Given request: Tell how many lines in these records contain the string "ainsi", with only the number as the reply.

--- BEGIN Entries supplied ---

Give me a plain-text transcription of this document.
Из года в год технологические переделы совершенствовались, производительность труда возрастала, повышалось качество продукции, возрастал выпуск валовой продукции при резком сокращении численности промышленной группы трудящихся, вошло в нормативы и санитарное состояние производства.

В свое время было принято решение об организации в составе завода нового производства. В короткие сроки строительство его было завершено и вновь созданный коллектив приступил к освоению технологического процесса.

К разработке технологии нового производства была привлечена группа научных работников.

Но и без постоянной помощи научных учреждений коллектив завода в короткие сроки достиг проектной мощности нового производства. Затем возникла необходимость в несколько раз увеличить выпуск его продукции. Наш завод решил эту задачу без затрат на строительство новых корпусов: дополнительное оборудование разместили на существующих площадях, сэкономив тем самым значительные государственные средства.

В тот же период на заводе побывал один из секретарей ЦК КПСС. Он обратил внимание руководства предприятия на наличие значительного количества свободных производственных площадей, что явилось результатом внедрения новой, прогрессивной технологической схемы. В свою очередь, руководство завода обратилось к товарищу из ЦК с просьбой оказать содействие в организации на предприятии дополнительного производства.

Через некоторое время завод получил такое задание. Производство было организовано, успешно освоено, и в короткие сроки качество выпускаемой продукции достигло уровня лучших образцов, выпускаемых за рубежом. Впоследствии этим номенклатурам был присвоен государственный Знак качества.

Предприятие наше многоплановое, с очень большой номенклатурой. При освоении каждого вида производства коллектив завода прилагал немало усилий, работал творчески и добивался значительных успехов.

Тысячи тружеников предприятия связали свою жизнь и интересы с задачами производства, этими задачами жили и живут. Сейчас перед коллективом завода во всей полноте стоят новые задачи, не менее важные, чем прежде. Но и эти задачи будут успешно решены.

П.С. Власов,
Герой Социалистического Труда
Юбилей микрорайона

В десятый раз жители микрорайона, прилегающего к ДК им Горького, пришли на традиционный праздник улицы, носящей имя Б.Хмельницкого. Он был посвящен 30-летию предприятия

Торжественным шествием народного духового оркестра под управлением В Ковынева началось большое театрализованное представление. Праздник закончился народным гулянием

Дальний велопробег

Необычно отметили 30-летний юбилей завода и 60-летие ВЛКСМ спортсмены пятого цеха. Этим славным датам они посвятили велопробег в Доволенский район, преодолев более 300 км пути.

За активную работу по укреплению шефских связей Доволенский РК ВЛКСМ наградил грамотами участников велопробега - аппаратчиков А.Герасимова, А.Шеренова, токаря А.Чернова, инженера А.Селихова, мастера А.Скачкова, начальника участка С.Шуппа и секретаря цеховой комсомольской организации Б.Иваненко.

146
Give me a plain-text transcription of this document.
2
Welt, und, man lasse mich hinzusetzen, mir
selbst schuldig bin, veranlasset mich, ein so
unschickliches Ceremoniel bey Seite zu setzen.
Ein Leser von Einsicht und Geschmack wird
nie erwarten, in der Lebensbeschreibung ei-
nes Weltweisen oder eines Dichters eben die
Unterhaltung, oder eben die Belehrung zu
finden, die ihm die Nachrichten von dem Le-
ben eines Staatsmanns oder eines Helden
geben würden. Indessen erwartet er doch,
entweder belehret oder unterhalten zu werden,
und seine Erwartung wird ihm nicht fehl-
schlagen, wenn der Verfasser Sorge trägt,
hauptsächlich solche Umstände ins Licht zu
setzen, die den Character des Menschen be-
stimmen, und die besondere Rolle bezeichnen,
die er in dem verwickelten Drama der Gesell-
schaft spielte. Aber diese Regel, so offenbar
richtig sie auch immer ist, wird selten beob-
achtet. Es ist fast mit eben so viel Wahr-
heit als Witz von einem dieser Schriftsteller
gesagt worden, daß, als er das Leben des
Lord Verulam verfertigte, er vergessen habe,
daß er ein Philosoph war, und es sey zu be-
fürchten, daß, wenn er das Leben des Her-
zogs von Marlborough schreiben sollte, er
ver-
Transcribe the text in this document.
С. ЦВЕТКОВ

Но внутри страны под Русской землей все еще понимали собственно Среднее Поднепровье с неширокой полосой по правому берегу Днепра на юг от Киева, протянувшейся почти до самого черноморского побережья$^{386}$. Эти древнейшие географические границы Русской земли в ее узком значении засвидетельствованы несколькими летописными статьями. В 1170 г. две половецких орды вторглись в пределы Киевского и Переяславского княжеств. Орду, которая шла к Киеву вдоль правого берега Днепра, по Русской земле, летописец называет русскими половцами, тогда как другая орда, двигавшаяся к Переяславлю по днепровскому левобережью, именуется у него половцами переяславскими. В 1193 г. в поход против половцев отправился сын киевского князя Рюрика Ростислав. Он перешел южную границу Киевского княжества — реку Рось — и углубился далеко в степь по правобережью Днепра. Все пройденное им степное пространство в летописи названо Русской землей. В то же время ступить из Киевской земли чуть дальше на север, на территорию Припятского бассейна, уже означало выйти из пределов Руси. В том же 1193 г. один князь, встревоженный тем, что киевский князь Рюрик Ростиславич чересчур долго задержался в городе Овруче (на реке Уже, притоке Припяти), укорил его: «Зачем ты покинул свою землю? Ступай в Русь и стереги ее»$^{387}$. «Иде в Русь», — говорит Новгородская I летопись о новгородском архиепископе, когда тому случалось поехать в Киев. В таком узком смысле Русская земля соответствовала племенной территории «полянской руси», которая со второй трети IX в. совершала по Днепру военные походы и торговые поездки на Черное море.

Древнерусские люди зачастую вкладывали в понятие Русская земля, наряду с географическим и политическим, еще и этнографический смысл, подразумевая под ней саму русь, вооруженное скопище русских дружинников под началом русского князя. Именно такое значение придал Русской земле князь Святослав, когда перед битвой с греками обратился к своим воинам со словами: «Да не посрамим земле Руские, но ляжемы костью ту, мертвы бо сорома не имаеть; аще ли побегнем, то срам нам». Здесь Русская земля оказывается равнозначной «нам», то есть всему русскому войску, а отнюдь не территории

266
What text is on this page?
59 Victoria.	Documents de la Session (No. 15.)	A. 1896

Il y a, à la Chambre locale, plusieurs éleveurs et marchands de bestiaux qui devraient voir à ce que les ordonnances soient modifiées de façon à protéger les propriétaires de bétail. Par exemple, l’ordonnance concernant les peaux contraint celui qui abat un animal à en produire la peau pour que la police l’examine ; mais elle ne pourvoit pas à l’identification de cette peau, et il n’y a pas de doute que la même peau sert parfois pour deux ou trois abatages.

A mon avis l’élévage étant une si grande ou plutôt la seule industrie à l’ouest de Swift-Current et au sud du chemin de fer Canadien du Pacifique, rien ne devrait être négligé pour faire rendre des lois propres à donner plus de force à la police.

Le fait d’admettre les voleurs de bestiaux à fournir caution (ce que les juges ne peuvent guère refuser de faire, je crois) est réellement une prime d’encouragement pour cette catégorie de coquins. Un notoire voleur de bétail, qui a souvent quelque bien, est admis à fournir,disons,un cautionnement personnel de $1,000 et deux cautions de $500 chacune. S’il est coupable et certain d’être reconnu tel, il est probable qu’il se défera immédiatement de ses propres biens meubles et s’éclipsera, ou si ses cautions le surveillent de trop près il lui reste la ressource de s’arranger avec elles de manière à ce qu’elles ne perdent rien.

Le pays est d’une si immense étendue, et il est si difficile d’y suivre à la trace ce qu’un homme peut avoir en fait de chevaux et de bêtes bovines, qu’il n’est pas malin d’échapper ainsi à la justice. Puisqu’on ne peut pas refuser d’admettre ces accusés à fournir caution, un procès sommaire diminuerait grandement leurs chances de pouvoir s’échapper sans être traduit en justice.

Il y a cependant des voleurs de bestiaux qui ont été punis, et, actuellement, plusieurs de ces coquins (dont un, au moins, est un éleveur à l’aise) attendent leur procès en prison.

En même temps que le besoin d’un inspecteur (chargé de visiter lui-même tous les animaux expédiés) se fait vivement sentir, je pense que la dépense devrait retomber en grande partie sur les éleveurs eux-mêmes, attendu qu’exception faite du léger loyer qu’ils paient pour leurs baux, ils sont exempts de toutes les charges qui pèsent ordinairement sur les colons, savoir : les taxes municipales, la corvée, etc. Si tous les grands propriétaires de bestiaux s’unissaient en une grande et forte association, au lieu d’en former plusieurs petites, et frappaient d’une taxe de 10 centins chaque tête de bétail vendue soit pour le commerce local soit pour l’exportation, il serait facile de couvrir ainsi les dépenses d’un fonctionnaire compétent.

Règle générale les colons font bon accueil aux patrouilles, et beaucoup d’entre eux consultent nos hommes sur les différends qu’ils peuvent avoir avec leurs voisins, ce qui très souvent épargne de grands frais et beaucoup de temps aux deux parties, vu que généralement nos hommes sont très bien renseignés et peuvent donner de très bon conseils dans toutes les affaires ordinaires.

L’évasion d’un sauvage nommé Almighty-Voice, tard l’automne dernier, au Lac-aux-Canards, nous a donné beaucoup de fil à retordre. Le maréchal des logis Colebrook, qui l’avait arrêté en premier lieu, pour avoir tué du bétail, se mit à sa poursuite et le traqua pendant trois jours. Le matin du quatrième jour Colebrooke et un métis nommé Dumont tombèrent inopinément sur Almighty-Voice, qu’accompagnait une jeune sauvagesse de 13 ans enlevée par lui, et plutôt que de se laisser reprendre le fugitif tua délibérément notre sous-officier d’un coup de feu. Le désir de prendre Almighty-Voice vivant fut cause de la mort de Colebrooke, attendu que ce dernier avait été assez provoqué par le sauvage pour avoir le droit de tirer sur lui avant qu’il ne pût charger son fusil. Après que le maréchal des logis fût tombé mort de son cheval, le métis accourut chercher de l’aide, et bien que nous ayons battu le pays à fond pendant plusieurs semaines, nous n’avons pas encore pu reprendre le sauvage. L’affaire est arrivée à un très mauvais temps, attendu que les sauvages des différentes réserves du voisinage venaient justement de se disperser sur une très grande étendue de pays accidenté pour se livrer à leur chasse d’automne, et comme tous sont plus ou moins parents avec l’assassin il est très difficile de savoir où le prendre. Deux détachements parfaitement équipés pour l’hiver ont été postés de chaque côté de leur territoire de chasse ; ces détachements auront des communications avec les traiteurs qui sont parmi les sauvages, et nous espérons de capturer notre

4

--- END Entries supplied ---

Completed task: 2